• _Stored data entries_
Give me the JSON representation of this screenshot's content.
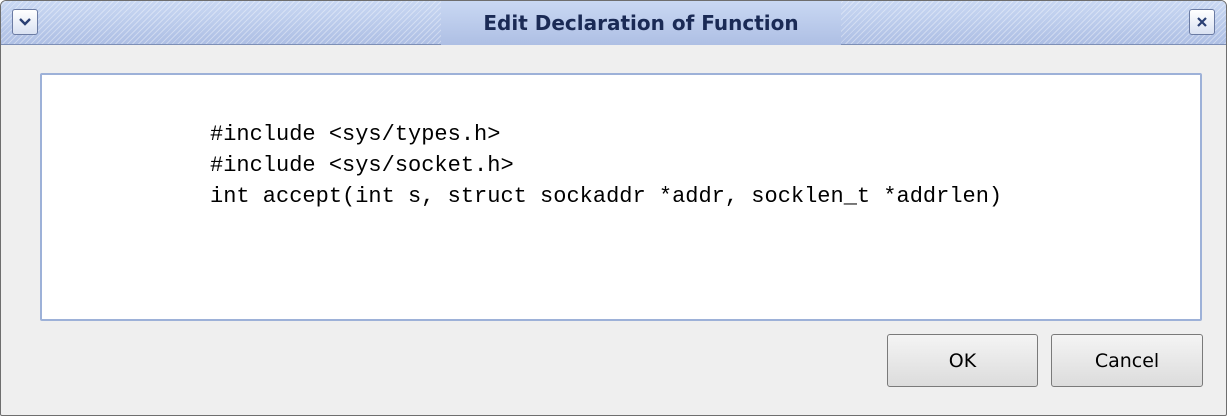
{
  "window": {
    "title": "Edit Declaration of Function",
    "menu_icon": "chevron-down-icon",
    "close_icon": "close-icon"
  },
  "editor": {
    "lines": [
      "#include <sys/types.h>",
      "#include <sys/socket.h>",
      "int accept(int s, struct sockaddr *addr, socklen_t *addrlen)"
    ]
  },
  "buttons": {
    "ok_label": "OK",
    "cancel_label": "Cancel"
  },
  "colors": {
    "titlebar": "#b8c8ea",
    "title_text": "#1a2a55",
    "dialog_bg": "#efefef",
    "editor_border": "#9db1d8"
  }
}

• _TO BE DONE_
The records above are to be quoted exactly, with all pictures left out.

• _THE RESULT_
Give me the JSON representation of this screenshot's content.
{
  "window": {
    "title": "Edit Declaration of Function",
    "menu_icon": "chevron-down-icon",
    "close_icon": "close-icon"
  },
  "editor": {
    "lines": [
      "#include <sys/types.h>",
      "#include <sys/socket.h>",
      "int accept(int s, struct sockaddr *addr, socklen_t *addrlen)"
    ]
  },
  "buttons": {
    "ok_label": "OK",
    "cancel_label": "Cancel"
  },
  "colors": {
    "titlebar": "#b8c8ea",
    "title_text": "#1a2a55",
    "dialog_bg": "#efefef",
    "editor_border": "#9db1d8"
  }
}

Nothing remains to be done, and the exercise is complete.